Provide an exact transcription of all the records.
• • •
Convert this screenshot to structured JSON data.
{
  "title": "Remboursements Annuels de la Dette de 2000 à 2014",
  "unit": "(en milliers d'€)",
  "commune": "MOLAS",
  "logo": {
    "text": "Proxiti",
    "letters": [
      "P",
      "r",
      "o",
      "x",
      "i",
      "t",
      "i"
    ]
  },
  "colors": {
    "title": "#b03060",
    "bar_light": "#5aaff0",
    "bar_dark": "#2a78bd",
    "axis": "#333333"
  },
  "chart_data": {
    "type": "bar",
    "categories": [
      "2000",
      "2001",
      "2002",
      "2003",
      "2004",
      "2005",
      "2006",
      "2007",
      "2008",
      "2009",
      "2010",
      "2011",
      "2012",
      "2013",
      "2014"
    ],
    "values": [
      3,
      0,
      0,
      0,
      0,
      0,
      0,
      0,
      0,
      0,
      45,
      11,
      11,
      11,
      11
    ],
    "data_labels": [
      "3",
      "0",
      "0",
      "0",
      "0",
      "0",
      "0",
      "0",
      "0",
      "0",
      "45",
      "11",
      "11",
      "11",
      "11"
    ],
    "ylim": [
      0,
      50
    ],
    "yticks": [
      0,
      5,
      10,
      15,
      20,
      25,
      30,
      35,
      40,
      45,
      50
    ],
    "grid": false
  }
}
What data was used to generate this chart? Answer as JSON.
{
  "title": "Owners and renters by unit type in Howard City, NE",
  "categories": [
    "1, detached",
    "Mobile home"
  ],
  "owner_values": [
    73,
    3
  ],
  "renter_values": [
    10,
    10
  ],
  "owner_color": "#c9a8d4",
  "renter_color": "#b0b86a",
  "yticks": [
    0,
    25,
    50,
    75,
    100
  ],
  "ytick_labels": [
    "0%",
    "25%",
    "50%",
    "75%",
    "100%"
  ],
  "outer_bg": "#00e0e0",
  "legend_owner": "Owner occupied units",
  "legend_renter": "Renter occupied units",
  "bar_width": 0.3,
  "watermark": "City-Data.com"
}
• • •
Response to this exercise:
Convert this screenshot to structured JSON data.
{
  "title": "Remboursements Annuels de la Dette de 2000 à 2014",
  "unit": "(en milliers d'€)",
  "commune": "MOLAS",
  "logo": {
    "text": "Proxiti",
    "letters": [
      "P",
      "r",
      "o",
      "x",
      "i",
      "t",
      "i"
    ]
  },
  "colors": {
    "title": "#b03060",
    "bar_light": "#5aaff0",
    "bar_dark": "#2a78bd",
    "axis": "#333333"
  },
  "chart_data": {
    "type": "bar",
    "categories": [
      "2000",
      "2001",
      "2002",
      "2003",
      "2004",
      "2005",
      "2006",
      "2007",
      "2008",
      "2009",
      "2010",
      "2011",
      "2012",
      "2013",
      "2014"
    ],
    "values": [
      3,
      0,
      0,
      0,
      0,
      0,
      0,
      0,
      0,
      0,
      45,
      11,
      11,
      11,
      11
    ],
    "data_labels": [
      "3",
      "0",
      "0",
      "0",
      "0",
      "0",
      "0",
      "0",
      "0",
      "0",
      "45",
      "11",
      "11",
      "11",
      "11"
    ],
    "ylim": [
      0,
      50
    ],
    "yticks": [
      0,
      5,
      10,
      15,
      20,
      25,
      30,
      35,
      40,
      45,
      50
    ],
    "grid": false
  }
}
What data was used to generate this chart? Answer as JSON.
{
  "title": "Owners and renters by unit type in Howard City, NE",
  "categories": [
    "1, detached",
    "Mobile home"
  ],
  "owner_values": [
    73,
    3
  ],
  "renter_values": [
    10,
    10
  ],
  "owner_color": "#c9a8d4",
  "renter_color": "#b0b86a",
  "yticks": [
    0,
    25,
    50,
    75,
    100
  ],
  "ytick_labels": [
    "0%",
    "25%",
    "50%",
    "75%",
    "100%"
  ],
  "outer_bg": "#00e0e0",
  "legend_owner": "Owner occupied units",
  "legend_renter": "Renter occupied units",
  "bar_width": 0.3,
  "watermark": "City-Data.com"
}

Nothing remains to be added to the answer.